» Written task: Would you repeat the listing exactly but omit every picture?

----

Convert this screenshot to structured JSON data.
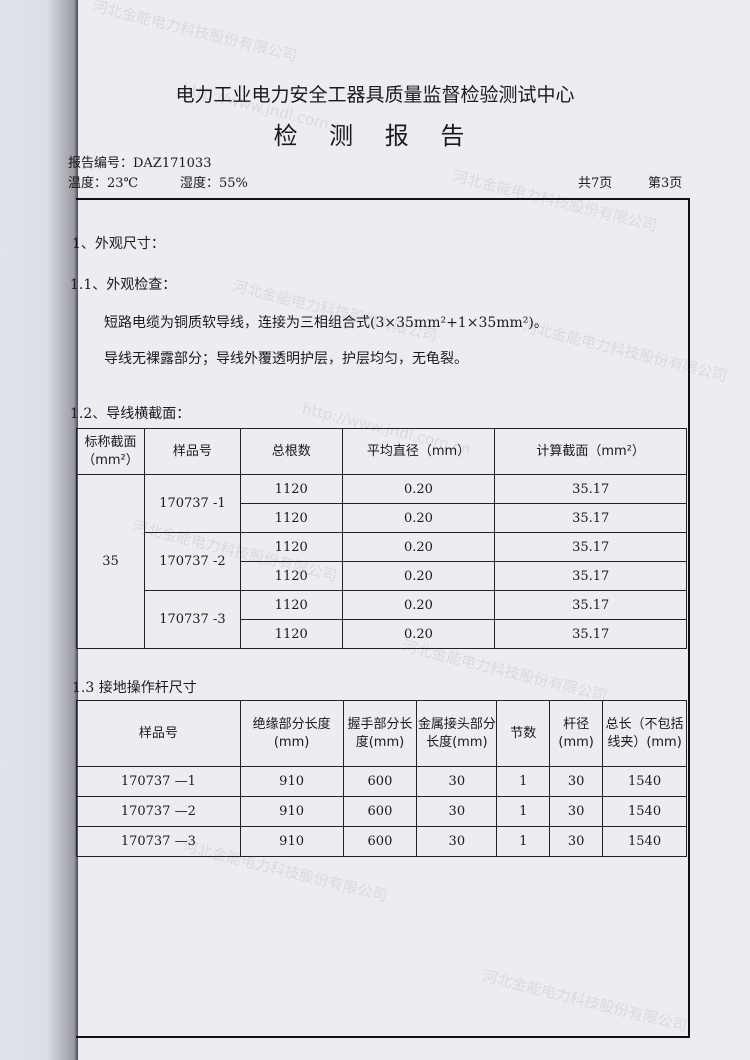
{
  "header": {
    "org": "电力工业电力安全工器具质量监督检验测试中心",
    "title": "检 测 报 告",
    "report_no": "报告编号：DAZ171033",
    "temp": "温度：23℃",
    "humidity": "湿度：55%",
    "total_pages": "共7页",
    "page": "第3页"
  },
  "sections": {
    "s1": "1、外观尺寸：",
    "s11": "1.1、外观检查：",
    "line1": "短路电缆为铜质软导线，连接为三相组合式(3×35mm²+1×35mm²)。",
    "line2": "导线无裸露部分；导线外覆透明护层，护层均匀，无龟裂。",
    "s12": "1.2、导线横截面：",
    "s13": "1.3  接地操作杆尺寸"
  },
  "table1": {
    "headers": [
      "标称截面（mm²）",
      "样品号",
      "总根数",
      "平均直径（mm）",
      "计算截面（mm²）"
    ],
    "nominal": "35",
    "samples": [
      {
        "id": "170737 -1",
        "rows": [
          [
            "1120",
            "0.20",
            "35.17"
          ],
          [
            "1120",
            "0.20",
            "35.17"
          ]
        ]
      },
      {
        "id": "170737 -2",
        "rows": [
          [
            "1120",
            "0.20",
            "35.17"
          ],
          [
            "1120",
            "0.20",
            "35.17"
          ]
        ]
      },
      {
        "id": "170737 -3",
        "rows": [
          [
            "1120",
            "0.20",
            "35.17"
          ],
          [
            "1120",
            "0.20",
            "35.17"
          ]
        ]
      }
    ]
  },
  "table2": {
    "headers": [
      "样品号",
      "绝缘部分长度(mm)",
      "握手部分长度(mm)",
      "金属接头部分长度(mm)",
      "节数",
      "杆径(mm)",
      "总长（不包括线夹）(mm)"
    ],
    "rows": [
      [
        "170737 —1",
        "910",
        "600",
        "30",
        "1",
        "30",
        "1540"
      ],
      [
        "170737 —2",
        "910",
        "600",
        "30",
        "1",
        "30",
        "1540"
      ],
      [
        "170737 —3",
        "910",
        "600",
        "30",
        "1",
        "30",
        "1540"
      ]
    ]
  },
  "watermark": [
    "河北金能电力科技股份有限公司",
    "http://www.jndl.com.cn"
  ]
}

----

» Solution to the exercise:
Convert this screenshot to structured JSON data.
{
  "header": {
    "org": "电力工业电力安全工器具质量监督检验测试中心",
    "title": "检 测 报 告",
    "report_no": "报告编号：DAZ171033",
    "temp": "温度：23℃",
    "humidity": "湿度：55%",
    "total_pages": "共7页",
    "page": "第3页"
  },
  "sections": {
    "s1": "1、外观尺寸：",
    "s11": "1.1、外观检查：",
    "line1": "短路电缆为铜质软导线，连接为三相组合式(3×35mm²+1×35mm²)。",
    "line2": "导线无裸露部分；导线外覆透明护层，护层均匀，无龟裂。",
    "s12": "1.2、导线横截面：",
    "s13": "1.3  接地操作杆尺寸"
  },
  "table1": {
    "headers": [
      "标称截面（mm²）",
      "样品号",
      "总根数",
      "平均直径（mm）",
      "计算截面（mm²）"
    ],
    "nominal": "35",
    "samples": [
      {
        "id": "170737 -1",
        "rows": [
          [
            "1120",
            "0.20",
            "35.17"
          ],
          [
            "1120",
            "0.20",
            "35.17"
          ]
        ]
      },
      {
        "id": "170737 -2",
        "rows": [
          [
            "1120",
            "0.20",
            "35.17"
          ],
          [
            "1120",
            "0.20",
            "35.17"
          ]
        ]
      },
      {
        "id": "170737 -3",
        "rows": [
          [
            "1120",
            "0.20",
            "35.17"
          ],
          [
            "1120",
            "0.20",
            "35.17"
          ]
        ]
      }
    ]
  },
  "table2": {
    "headers": [
      "样品号",
      "绝缘部分长度(mm)",
      "握手部分长度(mm)",
      "金属接头部分长度(mm)",
      "节数",
      "杆径(mm)",
      "总长（不包括线夹）(mm)"
    ],
    "rows": [
      [
        "170737 —1",
        "910",
        "600",
        "30",
        "1",
        "30",
        "1540"
      ],
      [
        "170737 —2",
        "910",
        "600",
        "30",
        "1",
        "30",
        "1540"
      ],
      [
        "170737 —3",
        "910",
        "600",
        "30",
        "1",
        "30",
        "1540"
      ]
    ]
  },
  "watermark": [
    "河北金能电力科技股份有限公司",
    "http://www.jndl.com.cn"
  ]
}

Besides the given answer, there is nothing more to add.